__WHAT THE TASK ASKS__
Copy out all of the material exactly as presented.

:: STORED DATA

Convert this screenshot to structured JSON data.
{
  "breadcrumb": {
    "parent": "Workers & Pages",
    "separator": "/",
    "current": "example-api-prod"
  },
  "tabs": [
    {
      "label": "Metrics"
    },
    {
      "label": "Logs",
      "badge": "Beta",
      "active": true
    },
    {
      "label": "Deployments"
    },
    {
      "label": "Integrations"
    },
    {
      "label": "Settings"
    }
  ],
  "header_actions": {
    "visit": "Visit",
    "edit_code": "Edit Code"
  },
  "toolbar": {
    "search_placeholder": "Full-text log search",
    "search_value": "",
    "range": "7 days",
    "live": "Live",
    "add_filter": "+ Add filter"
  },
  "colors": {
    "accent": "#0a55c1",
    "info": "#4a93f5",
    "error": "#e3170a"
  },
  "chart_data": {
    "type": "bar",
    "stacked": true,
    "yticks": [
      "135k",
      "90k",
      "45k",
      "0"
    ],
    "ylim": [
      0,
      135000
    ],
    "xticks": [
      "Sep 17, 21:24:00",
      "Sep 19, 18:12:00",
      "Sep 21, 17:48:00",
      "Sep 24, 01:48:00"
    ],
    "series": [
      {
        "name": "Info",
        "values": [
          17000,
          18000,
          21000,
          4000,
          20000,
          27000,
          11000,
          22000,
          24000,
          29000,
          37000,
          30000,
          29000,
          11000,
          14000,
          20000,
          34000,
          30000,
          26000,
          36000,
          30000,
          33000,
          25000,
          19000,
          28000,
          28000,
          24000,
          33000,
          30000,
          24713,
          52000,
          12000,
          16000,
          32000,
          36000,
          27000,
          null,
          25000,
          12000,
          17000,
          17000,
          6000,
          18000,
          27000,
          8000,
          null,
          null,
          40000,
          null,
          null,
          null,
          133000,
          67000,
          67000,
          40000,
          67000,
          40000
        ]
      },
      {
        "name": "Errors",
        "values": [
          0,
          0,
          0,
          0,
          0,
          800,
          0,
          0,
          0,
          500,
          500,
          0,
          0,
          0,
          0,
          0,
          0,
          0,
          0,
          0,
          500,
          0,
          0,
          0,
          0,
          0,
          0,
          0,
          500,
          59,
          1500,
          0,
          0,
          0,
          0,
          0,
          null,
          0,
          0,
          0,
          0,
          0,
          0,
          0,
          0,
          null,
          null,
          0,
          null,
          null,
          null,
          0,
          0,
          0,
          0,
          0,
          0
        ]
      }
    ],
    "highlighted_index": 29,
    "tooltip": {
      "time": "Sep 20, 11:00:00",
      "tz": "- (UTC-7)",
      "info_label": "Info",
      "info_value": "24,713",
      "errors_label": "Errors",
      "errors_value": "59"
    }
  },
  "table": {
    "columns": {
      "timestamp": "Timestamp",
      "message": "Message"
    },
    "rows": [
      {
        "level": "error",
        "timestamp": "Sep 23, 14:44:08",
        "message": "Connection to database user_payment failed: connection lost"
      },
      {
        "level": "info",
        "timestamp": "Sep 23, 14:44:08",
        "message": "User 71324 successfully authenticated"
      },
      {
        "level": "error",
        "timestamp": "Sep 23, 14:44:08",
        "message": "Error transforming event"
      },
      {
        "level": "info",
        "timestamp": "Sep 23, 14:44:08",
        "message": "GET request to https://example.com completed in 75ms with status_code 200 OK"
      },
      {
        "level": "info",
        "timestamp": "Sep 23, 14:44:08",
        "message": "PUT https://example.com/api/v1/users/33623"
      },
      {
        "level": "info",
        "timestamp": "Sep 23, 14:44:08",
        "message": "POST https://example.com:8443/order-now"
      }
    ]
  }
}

::::

__TASK ANSWER__
Convert this screenshot to structured JSON data.
{
  "breadcrumb": {
    "parent": "Workers & Pages",
    "separator": "/",
    "current": "example-api-prod"
  },
  "tabs": [
    {
      "label": "Metrics"
    },
    {
      "label": "Logs",
      "badge": "Beta",
      "active": true
    },
    {
      "label": "Deployments"
    },
    {
      "label": "Integrations"
    },
    {
      "label": "Settings"
    }
  ],
  "header_actions": {
    "visit": "Visit",
    "edit_code": "Edit Code"
  },
  "toolbar": {
    "search_placeholder": "Full-text log search",
    "search_value": "",
    "range": "7 days",
    "live": "Live",
    "add_filter": "+ Add filter"
  },
  "colors": {
    "accent": "#0a55c1",
    "info": "#4a93f5",
    "error": "#e3170a"
  },
  "chart_data": {
    "type": "bar",
    "stacked": true,
    "yticks": [
      "135k",
      "90k",
      "45k",
      "0"
    ],
    "ylim": [
      0,
      135000
    ],
    "xticks": [
      "Sep 17, 21:24:00",
      "Sep 19, 18:12:00",
      "Sep 21, 17:48:00",
      "Sep 24, 01:48:00"
    ],
    "series": [
      {
        "name": "Info",
        "values": [
          17000,
          18000,
          21000,
          4000,
          20000,
          27000,
          11000,
          22000,
          24000,
          29000,
          37000,
          30000,
          29000,
          11000,
          14000,
          20000,
          34000,
          30000,
          26000,
          36000,
          30000,
          33000,
          25000,
          19000,
          28000,
          28000,
          24000,
          33000,
          30000,
          24713,
          52000,
          12000,
          16000,
          32000,
          36000,
          27000,
          null,
          25000,
          12000,
          17000,
          17000,
          6000,
          18000,
          27000,
          8000,
          null,
          null,
          40000,
          null,
          null,
          null,
          133000,
          67000,
          67000,
          40000,
          67000,
          40000
        ]
      },
      {
        "name": "Errors",
        "values": [
          0,
          0,
          0,
          0,
          0,
          800,
          0,
          0,
          0,
          500,
          500,
          0,
          0,
          0,
          0,
          0,
          0,
          0,
          0,
          0,
          500,
          0,
          0,
          0,
          0,
          0,
          0,
          0,
          500,
          59,
          1500,
          0,
          0,
          0,
          0,
          0,
          null,
          0,
          0,
          0,
          0,
          0,
          0,
          0,
          0,
          null,
          null,
          0,
          null,
          null,
          null,
          0,
          0,
          0,
          0,
          0,
          0
        ]
      }
    ],
    "highlighted_index": 29,
    "tooltip": {
      "time": "Sep 20, 11:00:00",
      "tz": "- (UTC-7)",
      "info_label": "Info",
      "info_value": "24,713",
      "errors_label": "Errors",
      "errors_value": "59"
    }
  },
  "table": {
    "columns": {
      "timestamp": "Timestamp",
      "message": "Message"
    },
    "rows": [
      {
        "level": "error",
        "timestamp": "Sep 23, 14:44:08",
        "message": "Connection to database user_payment failed: connection lost"
      },
      {
        "level": "info",
        "timestamp": "Sep 23, 14:44:08",
        "message": "User 71324 successfully authenticated"
      },
      {
        "level": "error",
        "timestamp": "Sep 23, 14:44:08",
        "message": "Error transforming event"
      },
      {
        "level": "info",
        "timestamp": "Sep 23, 14:44:08",
        "message": "GET request to https://example.com completed in 75ms with status_code 200 OK"
      },
      {
        "level": "info",
        "timestamp": "Sep 23, 14:44:08",
        "message": "PUT https://example.com/api/v1/users/33623"
      },
      {
        "level": "info",
        "timestamp": "Sep 23, 14:44:08",
        "message": "POST https://example.com:8443/order-now"
      }
    ]
  }
}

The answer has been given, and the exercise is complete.